=== What is needed ===
Copy out every line of the data exactly.

(Dataset records)
* start *
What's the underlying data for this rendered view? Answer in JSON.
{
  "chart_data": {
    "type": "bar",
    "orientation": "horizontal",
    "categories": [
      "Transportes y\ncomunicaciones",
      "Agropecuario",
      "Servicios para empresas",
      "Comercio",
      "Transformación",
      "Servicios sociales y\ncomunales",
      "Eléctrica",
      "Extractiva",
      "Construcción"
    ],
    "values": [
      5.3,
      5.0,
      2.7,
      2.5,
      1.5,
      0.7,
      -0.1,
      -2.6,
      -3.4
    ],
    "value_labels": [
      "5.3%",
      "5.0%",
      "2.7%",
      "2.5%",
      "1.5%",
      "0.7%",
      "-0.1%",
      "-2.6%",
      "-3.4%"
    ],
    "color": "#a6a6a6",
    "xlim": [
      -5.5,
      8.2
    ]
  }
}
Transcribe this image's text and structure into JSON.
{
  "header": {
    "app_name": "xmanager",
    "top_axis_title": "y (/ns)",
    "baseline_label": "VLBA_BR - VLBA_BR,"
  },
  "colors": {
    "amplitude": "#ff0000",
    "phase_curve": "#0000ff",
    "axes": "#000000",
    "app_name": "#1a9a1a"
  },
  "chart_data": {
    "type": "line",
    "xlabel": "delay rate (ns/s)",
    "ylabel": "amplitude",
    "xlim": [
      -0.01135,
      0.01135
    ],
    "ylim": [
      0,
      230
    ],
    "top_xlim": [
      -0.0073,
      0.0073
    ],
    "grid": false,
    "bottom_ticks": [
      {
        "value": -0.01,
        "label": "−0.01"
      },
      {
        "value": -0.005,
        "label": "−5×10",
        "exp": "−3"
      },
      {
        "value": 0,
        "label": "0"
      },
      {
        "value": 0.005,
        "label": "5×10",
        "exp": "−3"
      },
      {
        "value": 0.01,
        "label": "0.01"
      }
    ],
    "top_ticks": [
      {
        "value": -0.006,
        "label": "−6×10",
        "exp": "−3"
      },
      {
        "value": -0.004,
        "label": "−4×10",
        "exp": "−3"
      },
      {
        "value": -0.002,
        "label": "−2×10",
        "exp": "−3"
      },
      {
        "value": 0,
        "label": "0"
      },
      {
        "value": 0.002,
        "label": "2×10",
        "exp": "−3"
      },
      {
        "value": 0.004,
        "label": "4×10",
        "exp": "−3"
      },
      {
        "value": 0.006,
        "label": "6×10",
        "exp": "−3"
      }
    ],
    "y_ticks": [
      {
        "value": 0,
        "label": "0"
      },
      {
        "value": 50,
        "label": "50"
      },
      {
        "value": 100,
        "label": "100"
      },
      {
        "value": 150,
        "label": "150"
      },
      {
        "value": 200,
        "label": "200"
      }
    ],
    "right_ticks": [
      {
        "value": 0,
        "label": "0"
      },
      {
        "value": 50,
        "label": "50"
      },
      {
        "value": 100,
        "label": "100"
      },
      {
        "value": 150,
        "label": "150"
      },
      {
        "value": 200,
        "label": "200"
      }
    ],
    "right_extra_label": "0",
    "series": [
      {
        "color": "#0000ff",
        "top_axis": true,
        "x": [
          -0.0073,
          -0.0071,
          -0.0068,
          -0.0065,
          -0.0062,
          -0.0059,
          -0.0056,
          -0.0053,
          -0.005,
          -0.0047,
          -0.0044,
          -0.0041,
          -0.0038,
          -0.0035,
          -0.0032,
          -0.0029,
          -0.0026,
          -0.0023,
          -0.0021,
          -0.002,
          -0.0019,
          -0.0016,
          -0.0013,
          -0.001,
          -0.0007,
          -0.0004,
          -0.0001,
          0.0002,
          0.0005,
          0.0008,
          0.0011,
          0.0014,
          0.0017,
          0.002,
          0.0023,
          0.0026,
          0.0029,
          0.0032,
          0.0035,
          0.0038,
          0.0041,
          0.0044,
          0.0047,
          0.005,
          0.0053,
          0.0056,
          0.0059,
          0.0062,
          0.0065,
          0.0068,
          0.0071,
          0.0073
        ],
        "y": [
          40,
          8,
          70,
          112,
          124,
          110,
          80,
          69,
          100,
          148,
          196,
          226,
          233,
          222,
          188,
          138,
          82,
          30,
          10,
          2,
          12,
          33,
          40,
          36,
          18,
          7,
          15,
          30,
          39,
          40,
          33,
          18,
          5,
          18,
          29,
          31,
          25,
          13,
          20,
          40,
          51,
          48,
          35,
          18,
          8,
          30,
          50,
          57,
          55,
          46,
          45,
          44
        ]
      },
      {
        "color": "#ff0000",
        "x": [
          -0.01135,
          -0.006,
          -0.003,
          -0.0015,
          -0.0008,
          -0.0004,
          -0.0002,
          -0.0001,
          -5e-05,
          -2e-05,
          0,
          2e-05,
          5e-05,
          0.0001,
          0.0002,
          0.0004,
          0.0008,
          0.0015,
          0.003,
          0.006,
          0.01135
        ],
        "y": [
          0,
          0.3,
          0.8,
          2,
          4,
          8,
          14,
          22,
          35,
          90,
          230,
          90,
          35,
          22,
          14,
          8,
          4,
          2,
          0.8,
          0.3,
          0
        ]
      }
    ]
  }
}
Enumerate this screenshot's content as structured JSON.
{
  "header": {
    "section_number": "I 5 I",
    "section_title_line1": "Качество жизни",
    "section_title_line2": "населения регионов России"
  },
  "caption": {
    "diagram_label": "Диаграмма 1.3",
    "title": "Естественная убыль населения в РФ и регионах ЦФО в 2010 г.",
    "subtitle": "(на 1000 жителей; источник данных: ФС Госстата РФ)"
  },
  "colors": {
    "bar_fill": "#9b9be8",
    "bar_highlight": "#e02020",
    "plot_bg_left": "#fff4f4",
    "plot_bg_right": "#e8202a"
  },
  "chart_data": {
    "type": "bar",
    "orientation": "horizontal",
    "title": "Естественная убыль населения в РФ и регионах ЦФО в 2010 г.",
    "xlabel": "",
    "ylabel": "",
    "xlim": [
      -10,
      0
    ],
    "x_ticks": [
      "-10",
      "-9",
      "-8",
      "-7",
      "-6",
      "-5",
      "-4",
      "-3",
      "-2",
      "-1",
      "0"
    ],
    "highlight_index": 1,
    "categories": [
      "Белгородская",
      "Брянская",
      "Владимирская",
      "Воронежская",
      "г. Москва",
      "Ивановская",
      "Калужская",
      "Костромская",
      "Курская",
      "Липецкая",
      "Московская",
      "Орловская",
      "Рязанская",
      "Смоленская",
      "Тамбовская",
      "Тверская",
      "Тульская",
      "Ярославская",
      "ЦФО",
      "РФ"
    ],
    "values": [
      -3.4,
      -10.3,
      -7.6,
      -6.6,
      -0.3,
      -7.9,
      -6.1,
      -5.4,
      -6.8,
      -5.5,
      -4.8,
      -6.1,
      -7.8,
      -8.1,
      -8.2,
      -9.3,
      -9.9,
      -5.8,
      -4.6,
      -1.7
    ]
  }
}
* end *
=== Correct output ===
What's the underlying data for this rendered view? Answer in JSON.
{
  "chart_data": {
    "type": "bar",
    "orientation": "horizontal",
    "categories": [
      "Transportes y\ncomunicaciones",
      "Agropecuario",
      "Servicios para empresas",
      "Comercio",
      "Transformación",
      "Servicios sociales y\ncomunales",
      "Eléctrica",
      "Extractiva",
      "Construcción"
    ],
    "values": [
      5.3,
      5.0,
      2.7,
      2.5,
      1.5,
      0.7,
      -0.1,
      -2.6,
      -3.4
    ],
    "value_labels": [
      "5.3%",
      "5.0%",
      "2.7%",
      "2.5%",
      "1.5%",
      "0.7%",
      "-0.1%",
      "-2.6%",
      "-3.4%"
    ],
    "color": "#a6a6a6",
    "xlim": [
      -5.5,
      8.2
    ]
  }
}
Transcribe this image's text and structure into JSON.
{
  "header": {
    "app_name": "xmanager",
    "top_axis_title": "y (/ns)",
    "baseline_label": "VLBA_BR - VLBA_BR,"
  },
  "colors": {
    "amplitude": "#ff0000",
    "phase_curve": "#0000ff",
    "axes": "#000000",
    "app_name": "#1a9a1a"
  },
  "chart_data": {
    "type": "line",
    "xlabel": "delay rate (ns/s)",
    "ylabel": "amplitude",
    "xlim": [
      -0.01135,
      0.01135
    ],
    "ylim": [
      0,
      230
    ],
    "top_xlim": [
      -0.0073,
      0.0073
    ],
    "grid": false,
    "bottom_ticks": [
      {
        "value": -0.01,
        "label": "−0.01"
      },
      {
        "value": -0.005,
        "label": "−5×10",
        "exp": "−3"
      },
      {
        "value": 0,
        "label": "0"
      },
      {
        "value": 0.005,
        "label": "5×10",
        "exp": "−3"
      },
      {
        "value": 0.01,
        "label": "0.01"
      }
    ],
    "top_ticks": [
      {
        "value": -0.006,
        "label": "−6×10",
        "exp": "−3"
      },
      {
        "value": -0.004,
        "label": "−4×10",
        "exp": "−3"
      },
      {
        "value": -0.002,
        "label": "−2×10",
        "exp": "−3"
      },
      {
        "value": 0,
        "label": "0"
      },
      {
        "value": 0.002,
        "label": "2×10",
        "exp": "−3"
      },
      {
        "value": 0.004,
        "label": "4×10",
        "exp": "−3"
      },
      {
        "value": 0.006,
        "label": "6×10",
        "exp": "−3"
      }
    ],
    "y_ticks": [
      {
        "value": 0,
        "label": "0"
      },
      {
        "value": 50,
        "label": "50"
      },
      {
        "value": 100,
        "label": "100"
      },
      {
        "value": 150,
        "label": "150"
      },
      {
        "value": 200,
        "label": "200"
      }
    ],
    "right_ticks": [
      {
        "value": 0,
        "label": "0"
      },
      {
        "value": 50,
        "label": "50"
      },
      {
        "value": 100,
        "label": "100"
      },
      {
        "value": 150,
        "label": "150"
      },
      {
        "value": 200,
        "label": "200"
      }
    ],
    "right_extra_label": "0",
    "series": [
      {
        "color": "#0000ff",
        "top_axis": true,
        "x": [
          -0.0073,
          -0.0071,
          -0.0068,
          -0.0065,
          -0.0062,
          -0.0059,
          -0.0056,
          -0.0053,
          -0.005,
          -0.0047,
          -0.0044,
          -0.0041,
          -0.0038,
          -0.0035,
          -0.0032,
          -0.0029,
          -0.0026,
          -0.0023,
          -0.0021,
          -0.002,
          -0.0019,
          -0.0016,
          -0.0013,
          -0.001,
          -0.0007,
          -0.0004,
          -0.0001,
          0.0002,
          0.0005,
          0.0008,
          0.0011,
          0.0014,
          0.0017,
          0.002,
          0.0023,
          0.0026,
          0.0029,
          0.0032,
          0.0035,
          0.0038,
          0.0041,
          0.0044,
          0.0047,
          0.005,
          0.0053,
          0.0056,
          0.0059,
          0.0062,
          0.0065,
          0.0068,
          0.0071,
          0.0073
        ],
        "y": [
          40,
          8,
          70,
          112,
          124,
          110,
          80,
          69,
          100,
          148,
          196,
          226,
          233,
          222,
          188,
          138,
          82,
          30,
          10,
          2,
          12,
          33,
          40,
          36,
          18,
          7,
          15,
          30,
          39,
          40,
          33,
          18,
          5,
          18,
          29,
          31,
          25,
          13,
          20,
          40,
          51,
          48,
          35,
          18,
          8,
          30,
          50,
          57,
          55,
          46,
          45,
          44
        ]
      },
      {
        "color": "#ff0000",
        "x": [
          -0.01135,
          -0.006,
          -0.003,
          -0.0015,
          -0.0008,
          -0.0004,
          -0.0002,
          -0.0001,
          -5e-05,
          -2e-05,
          0,
          2e-05,
          5e-05,
          0.0001,
          0.0002,
          0.0004,
          0.0008,
          0.0015,
          0.003,
          0.006,
          0.01135
        ],
        "y": [
          0,
          0.3,
          0.8,
          2,
          4,
          8,
          14,
          22,
          35,
          90,
          230,
          90,
          35,
          22,
          14,
          8,
          4,
          2,
          0.8,
          0.3,
          0
        ]
      }
    ]
  }
}
Enumerate this screenshot's content as structured JSON.
{
  "header": {
    "section_number": "I 5 I",
    "section_title_line1": "Качество жизни",
    "section_title_line2": "населения регионов России"
  },
  "caption": {
    "diagram_label": "Диаграмма 1.3",
    "title": "Естественная убыль населения в РФ и регионах ЦФО в 2010 г.",
    "subtitle": "(на 1000 жителей; источник данных: ФС Госстата РФ)"
  },
  "colors": {
    "bar_fill": "#9b9be8",
    "bar_highlight": "#e02020",
    "plot_bg_left": "#fff4f4",
    "plot_bg_right": "#e8202a"
  },
  "chart_data": {
    "type": "bar",
    "orientation": "horizontal",
    "title": "Естественная убыль населения в РФ и регионах ЦФО в 2010 г.",
    "xlabel": "",
    "ylabel": "",
    "xlim": [
      -10,
      0
    ],
    "x_ticks": [
      "-10",
      "-9",
      "-8",
      "-7",
      "-6",
      "-5",
      "-4",
      "-3",
      "-2",
      "-1",
      "0"
    ],
    "highlight_index": 1,
    "categories": [
      "Белгородская",
      "Брянская",
      "Владимирская",
      "Воронежская",
      "г. Москва",
      "Ивановская",
      "Калужская",
      "Костромская",
      "Курская",
      "Липецкая",
      "Московская",
      "Орловская",
      "Рязанская",
      "Смоленская",
      "Тамбовская",
      "Тверская",
      "Тульская",
      "Ярославская",
      "ЦФО",
      "РФ"
    ],
    "values": [
      -3.4,
      -10.3,
      -7.6,
      -6.6,
      -0.3,
      -7.9,
      -6.1,
      -5.4,
      -6.8,
      -5.5,
      -4.8,
      -6.1,
      -7.8,
      -8.1,
      -8.2,
      -9.3,
      -9.9,
      -5.8,
      -4.6,
      -1.7
    ]
  }
}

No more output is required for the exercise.